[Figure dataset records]
______
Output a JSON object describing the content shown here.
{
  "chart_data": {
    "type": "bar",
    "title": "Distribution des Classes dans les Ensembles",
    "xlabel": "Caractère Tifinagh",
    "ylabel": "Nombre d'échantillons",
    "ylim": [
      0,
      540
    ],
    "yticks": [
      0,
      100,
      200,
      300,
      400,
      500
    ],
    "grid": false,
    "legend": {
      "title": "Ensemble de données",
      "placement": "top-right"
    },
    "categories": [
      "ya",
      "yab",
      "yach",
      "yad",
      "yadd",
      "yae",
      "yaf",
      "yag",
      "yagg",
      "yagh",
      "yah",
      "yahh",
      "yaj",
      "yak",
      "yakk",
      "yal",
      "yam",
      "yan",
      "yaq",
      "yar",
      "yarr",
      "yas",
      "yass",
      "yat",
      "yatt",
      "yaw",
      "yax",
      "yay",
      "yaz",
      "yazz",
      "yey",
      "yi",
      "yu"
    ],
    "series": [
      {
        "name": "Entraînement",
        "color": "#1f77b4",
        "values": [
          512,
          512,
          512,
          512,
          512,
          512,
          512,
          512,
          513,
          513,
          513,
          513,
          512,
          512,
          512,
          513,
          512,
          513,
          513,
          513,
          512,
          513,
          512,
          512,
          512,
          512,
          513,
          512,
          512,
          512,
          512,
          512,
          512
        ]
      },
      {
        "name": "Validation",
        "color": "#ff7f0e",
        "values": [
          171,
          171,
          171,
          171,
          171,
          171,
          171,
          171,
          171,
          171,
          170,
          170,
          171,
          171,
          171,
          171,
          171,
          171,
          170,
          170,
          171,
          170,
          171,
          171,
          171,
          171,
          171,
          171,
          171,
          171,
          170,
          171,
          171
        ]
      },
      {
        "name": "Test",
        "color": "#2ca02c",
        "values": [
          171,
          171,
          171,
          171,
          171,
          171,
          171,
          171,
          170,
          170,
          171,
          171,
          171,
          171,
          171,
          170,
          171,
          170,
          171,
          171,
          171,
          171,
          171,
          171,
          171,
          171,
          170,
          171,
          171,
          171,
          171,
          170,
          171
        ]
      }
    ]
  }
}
______
Exercise instructions =>
List all lines where "color" occurs.

Answer for the task =>
        "color": "#1f77b4",
        "color": "#ff7f0e",
        "color": "#2ca02c",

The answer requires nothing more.